Dataset entries
++++++

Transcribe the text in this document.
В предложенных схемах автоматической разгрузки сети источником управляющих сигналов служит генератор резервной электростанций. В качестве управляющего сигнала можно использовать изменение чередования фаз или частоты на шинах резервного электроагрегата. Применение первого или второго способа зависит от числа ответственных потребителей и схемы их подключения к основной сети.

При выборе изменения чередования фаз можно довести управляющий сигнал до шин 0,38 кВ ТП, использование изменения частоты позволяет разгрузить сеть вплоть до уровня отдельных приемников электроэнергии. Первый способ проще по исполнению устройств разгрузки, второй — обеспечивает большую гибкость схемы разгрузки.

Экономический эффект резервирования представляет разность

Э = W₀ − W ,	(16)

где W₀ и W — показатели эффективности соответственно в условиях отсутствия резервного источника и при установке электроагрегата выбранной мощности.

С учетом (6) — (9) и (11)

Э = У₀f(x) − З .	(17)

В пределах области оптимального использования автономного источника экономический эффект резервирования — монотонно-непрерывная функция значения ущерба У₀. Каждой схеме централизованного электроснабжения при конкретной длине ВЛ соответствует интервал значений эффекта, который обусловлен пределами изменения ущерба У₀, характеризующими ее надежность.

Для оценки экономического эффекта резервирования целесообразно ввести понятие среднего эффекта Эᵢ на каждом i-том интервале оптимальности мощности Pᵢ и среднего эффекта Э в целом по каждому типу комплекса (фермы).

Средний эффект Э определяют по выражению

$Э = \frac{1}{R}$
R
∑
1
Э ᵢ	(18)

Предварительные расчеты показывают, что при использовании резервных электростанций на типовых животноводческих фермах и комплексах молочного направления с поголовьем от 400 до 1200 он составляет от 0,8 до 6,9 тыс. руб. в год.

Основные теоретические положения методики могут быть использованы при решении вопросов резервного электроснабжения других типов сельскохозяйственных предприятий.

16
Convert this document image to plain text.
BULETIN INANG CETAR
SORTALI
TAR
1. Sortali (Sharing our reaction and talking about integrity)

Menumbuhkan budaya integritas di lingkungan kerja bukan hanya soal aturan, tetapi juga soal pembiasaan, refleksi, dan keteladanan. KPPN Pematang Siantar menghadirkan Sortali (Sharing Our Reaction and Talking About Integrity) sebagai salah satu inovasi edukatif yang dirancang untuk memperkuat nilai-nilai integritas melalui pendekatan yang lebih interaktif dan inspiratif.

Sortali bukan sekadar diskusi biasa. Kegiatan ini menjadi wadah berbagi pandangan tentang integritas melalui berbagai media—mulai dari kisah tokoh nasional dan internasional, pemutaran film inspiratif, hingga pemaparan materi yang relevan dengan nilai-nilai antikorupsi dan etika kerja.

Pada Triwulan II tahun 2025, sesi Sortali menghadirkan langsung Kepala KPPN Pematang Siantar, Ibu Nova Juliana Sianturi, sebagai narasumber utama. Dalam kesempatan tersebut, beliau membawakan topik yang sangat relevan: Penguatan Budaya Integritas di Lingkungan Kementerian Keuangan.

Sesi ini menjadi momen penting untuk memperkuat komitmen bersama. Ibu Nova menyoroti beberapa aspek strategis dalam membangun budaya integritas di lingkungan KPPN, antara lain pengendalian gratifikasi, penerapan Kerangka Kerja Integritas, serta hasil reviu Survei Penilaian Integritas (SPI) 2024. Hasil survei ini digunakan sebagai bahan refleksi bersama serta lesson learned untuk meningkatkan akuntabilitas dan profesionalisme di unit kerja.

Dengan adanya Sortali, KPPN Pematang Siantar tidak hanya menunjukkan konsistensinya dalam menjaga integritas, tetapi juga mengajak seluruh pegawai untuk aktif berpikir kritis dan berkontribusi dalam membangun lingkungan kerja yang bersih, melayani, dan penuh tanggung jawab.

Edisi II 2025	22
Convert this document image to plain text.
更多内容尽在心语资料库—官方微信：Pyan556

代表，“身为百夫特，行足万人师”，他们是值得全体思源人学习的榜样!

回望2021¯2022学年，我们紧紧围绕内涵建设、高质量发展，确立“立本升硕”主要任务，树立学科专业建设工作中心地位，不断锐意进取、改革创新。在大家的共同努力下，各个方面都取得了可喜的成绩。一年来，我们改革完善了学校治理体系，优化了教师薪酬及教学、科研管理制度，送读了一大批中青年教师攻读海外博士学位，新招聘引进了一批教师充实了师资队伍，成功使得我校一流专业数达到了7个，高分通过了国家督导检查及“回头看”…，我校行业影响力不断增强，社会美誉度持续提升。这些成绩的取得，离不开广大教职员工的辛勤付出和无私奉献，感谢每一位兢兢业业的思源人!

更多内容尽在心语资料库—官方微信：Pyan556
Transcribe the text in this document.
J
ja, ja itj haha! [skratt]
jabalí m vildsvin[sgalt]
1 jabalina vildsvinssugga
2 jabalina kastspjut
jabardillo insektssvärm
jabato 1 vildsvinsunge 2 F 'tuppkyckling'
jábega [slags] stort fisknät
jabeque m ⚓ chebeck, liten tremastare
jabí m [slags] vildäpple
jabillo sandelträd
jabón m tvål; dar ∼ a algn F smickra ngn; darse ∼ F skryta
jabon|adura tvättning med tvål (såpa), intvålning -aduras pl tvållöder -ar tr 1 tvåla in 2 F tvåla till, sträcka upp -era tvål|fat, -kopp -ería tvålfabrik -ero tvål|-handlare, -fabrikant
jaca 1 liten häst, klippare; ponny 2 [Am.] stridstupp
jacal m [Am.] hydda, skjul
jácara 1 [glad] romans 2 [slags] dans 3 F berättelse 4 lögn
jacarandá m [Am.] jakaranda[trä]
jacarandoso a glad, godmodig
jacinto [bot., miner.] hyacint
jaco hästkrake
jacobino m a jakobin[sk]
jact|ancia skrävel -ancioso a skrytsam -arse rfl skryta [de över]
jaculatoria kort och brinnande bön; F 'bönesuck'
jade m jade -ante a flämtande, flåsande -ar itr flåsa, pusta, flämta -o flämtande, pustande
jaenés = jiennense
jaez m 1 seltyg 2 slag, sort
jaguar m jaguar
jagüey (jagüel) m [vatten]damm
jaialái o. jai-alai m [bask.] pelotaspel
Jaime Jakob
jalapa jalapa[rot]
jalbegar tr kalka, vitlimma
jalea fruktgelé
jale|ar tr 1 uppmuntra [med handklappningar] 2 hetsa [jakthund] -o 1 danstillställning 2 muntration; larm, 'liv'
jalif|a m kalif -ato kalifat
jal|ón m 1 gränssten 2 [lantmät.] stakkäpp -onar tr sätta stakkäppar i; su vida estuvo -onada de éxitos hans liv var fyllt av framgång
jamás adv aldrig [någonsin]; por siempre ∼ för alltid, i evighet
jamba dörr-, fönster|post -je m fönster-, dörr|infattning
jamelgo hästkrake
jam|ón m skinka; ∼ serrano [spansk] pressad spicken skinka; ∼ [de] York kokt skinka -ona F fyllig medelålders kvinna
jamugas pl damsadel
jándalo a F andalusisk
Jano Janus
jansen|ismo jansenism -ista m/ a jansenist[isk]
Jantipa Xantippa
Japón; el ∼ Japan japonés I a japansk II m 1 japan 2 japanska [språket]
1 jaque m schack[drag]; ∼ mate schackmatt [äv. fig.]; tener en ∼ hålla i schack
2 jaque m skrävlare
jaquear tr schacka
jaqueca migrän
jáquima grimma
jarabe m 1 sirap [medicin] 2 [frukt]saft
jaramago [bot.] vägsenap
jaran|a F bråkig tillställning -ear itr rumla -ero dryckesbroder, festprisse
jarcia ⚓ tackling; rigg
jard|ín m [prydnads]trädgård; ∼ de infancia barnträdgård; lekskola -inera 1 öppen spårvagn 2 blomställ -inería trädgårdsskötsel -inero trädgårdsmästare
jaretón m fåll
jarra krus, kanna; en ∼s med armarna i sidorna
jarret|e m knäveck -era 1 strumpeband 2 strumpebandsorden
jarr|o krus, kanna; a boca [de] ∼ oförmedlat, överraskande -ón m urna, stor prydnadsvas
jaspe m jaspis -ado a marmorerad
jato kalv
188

++++++

Track down the lines that include the word "электроснабжения" and copy them.

В пределах области оптимального использования автономного источника экономический эффект резервирования — монотонно-непрерывная функция значения ущерба У₀. Каждой схеме централизованного электроснабжения при конкретной длине ВЛ соответствует интервал значений эффекта, который обусловлен пределами изменения ущерба У₀, характеризующими ее надежность.
Основные теоретические положения методики могут быть использованы при решении вопросов резервного электроснабжения других типов сельскохозяйственных предприятий.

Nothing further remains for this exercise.